__TASK__:
In the entries below, identify every line with the string "następujące" and copy it.

--- START OF SUPPLIED DATA ---

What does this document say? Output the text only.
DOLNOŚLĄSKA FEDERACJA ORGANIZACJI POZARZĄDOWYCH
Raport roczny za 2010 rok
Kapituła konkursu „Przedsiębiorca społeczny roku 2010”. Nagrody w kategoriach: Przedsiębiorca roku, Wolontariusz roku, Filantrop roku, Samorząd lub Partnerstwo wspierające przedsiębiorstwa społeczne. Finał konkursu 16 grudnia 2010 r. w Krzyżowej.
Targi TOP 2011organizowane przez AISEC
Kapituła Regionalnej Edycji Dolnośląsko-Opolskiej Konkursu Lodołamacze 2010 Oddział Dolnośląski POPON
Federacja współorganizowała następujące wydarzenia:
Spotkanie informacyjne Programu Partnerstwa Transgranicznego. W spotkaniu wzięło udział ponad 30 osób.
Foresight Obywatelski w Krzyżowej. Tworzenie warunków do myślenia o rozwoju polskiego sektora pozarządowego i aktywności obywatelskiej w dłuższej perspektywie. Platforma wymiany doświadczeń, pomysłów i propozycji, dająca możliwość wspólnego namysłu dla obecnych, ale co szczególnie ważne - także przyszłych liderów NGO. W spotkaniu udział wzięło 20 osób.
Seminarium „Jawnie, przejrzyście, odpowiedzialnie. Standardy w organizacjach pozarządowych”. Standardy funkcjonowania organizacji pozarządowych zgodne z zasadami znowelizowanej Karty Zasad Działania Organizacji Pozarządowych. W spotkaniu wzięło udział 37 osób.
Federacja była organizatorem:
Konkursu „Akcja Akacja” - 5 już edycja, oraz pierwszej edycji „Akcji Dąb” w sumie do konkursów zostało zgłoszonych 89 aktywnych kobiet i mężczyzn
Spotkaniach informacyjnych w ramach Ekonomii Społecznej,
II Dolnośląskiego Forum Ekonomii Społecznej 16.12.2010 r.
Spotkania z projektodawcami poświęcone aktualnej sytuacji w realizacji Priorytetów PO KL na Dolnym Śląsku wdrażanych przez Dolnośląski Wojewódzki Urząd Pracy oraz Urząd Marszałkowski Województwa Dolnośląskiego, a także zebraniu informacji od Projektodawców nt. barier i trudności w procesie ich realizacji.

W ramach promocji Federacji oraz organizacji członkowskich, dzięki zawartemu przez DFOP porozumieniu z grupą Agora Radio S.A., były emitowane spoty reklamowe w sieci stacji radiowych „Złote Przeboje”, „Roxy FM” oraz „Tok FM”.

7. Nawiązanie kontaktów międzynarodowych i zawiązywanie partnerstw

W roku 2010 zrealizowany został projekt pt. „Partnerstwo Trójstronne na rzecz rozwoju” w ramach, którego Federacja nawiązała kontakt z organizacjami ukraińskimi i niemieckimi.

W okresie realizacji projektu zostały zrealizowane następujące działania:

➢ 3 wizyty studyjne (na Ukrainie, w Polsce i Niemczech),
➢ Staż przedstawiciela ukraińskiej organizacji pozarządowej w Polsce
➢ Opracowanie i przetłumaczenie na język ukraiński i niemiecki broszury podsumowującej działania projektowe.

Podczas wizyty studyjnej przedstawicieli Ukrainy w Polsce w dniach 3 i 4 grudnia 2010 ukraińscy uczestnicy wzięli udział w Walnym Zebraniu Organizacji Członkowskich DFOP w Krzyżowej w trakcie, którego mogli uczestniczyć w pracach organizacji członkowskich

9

--- END OF SUPPLIED DATA ---
--- START OF SUPPLIED DATA ---

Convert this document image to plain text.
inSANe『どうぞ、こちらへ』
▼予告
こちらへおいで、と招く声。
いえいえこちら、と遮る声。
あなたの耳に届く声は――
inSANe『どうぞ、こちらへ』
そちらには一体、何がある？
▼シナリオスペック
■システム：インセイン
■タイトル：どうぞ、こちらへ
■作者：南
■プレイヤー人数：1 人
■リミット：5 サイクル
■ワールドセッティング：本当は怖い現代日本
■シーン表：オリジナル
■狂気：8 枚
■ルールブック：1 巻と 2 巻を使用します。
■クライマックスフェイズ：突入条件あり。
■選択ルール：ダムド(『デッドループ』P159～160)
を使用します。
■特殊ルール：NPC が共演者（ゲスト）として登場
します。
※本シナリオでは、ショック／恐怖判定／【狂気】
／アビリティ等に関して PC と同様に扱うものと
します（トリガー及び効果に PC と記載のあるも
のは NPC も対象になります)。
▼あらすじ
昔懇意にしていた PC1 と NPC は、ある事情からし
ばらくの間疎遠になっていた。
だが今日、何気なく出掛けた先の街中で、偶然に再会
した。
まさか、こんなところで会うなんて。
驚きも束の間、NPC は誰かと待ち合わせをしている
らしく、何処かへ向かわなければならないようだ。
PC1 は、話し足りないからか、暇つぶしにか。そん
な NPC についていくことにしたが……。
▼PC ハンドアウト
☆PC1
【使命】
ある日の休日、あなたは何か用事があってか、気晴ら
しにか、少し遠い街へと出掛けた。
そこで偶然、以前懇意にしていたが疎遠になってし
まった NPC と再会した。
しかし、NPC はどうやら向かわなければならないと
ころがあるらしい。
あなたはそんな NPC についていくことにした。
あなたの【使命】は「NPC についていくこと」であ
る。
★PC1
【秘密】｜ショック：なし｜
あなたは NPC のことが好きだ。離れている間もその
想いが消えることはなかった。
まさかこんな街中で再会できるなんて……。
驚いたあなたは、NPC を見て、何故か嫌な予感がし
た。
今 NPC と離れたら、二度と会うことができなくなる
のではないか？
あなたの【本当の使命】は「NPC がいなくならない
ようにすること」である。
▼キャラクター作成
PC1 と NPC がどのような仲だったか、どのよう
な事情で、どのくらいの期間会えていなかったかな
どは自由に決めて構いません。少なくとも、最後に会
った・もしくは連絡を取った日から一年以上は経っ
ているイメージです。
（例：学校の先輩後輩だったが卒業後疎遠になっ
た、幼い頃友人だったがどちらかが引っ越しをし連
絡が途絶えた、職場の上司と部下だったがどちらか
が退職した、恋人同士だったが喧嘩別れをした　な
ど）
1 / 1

--- END OF SUPPLIED DATA ---

__FULL OUTPUT__:
Federacja współorganizowała następujące wydarzenia:
W okresie realizacji projektu zostały zrealizowane następujące działania:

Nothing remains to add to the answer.